Do this:
From the car ownership notes, list every efficiency figure given in mpkWh, each paired with the speed or driving condition the notes attach to it.

Source text:
══════════

The 225xe was a cheap rate lease we had for 2 years (£230/mth, no deposit) and the buy-out price was 4 grand higher at 24mths than it was at 18mths so back it went!
Still have the 59-plate FRV which is the gaffer's daily driver (it wasn't used much while we had the BMW).
The MG replaced the B250e I had and is now ~21 months and 23k miles old. Still got some life in the front tyres (will probably change in time for winter at ~26k miles).
No mechanical or trim issues yet, though there was a software update last autumn that stopped the battery balancing and gradually reduced the battery capacity - a further software fix in January has sorted this and range is back as it was (c. 120 miles winter, 160 miles summer mixed driving).
Aerodynamics of a brick means fast motorway eats range - in summer I see about 4.7mpkWh at constant 50mph(~188miles), 3.9 at 60mph(~156), and 3.0 at 70mph (~120) give or take. Lowest I have seen was 1.9 over 20 miles at naughty mph during lockdown 1.0 on empty motorways, and 6.1 crawling from Edinburgh to North Berwick on a scorching day.
Performance is typical for a FWD EV - rapid off the mark (watch for wheelspin in wet or when turning from a T-junction) and unlike the early 110bhp Zoe/LEAF/Golf EVs keeps pulling well to Vmax (limiter at 96mph/10000rpm) as it has ~145bhp - along with no gearchanges means it skins most FWD ICE cars to 40-50mph without the accompaniment of revving the nuts off the engine.
Not as well built, fast, or comfy as the Merc was but the combination of MB/Tesla mechanicals and 75 winter/100 summer range, along with no rapid charging has consigned the B250e to the annals of EV history.

══════════

Layout coordinate data:
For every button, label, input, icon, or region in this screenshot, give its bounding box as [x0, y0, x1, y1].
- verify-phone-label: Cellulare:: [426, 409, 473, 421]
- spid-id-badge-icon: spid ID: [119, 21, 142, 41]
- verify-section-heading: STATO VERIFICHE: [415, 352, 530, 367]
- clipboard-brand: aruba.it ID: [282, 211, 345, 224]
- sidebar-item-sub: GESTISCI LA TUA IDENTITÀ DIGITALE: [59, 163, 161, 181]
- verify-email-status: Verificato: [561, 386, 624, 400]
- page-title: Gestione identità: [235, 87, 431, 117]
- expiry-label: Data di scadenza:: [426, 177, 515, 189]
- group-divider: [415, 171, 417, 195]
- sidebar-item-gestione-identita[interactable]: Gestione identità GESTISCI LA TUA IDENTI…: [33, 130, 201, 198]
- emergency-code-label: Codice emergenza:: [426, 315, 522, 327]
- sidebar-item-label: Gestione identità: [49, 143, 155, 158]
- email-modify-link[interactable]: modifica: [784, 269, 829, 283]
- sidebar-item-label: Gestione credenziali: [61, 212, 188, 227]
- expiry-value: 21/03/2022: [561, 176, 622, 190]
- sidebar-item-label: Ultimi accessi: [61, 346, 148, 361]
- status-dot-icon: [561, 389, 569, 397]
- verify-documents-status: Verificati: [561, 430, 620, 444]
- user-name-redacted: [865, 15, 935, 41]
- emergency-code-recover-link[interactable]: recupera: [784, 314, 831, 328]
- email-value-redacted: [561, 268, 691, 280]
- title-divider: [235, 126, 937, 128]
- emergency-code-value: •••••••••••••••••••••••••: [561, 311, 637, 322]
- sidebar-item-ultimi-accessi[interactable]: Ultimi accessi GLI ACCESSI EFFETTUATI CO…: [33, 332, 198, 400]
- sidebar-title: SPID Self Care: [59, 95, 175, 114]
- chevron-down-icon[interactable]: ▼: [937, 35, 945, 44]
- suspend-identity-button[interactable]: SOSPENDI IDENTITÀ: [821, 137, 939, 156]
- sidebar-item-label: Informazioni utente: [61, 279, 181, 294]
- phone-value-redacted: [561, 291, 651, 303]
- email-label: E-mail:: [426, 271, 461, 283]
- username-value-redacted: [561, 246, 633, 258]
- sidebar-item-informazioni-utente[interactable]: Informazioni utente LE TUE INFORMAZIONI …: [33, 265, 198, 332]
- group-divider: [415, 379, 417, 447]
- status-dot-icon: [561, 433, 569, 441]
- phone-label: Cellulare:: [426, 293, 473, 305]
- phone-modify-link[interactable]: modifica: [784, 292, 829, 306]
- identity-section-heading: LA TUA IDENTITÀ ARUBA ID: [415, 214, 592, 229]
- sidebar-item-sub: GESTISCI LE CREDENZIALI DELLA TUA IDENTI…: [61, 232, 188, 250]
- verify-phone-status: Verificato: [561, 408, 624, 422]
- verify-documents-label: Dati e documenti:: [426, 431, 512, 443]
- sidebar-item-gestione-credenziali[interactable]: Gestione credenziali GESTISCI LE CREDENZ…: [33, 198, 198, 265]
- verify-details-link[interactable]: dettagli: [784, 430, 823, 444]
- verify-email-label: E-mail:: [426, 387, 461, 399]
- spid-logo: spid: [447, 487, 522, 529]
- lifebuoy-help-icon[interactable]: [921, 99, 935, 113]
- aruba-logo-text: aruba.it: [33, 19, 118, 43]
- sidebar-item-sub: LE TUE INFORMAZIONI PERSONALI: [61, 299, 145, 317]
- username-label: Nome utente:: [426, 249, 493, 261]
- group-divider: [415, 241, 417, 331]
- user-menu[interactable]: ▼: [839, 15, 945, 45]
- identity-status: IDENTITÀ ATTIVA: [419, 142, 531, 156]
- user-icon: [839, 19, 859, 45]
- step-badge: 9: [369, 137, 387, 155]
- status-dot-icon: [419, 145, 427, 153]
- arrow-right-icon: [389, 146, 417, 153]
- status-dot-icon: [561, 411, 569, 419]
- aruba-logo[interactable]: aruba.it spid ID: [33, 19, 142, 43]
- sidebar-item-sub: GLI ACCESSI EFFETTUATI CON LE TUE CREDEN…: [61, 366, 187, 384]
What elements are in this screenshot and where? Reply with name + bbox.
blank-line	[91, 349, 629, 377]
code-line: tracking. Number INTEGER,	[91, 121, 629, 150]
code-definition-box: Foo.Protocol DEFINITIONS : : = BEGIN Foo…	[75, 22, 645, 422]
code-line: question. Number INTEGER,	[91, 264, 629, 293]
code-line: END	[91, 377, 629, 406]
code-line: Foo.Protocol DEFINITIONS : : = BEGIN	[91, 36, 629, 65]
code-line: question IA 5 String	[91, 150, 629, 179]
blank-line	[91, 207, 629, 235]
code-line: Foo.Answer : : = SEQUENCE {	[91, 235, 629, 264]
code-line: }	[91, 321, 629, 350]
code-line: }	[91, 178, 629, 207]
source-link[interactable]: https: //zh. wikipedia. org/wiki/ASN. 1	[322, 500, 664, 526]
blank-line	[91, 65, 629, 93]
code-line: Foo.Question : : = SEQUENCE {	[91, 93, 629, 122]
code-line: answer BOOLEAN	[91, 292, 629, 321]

══════════

Task solution:
- 4.7 mpkWh: constant 50 mph in summer (~188 miles)
- 3.9 mpkWh: 60 mph (~156 miles)
- 3.0 mpkWh: 70 mph (~120 miles)
- 1.9 mpkWh: 20 miles at naughty mph on empty motorways during lockdown 1.0
- 6.1 mpkWh: crawling from Edinburgh to North Berwick on a scorching day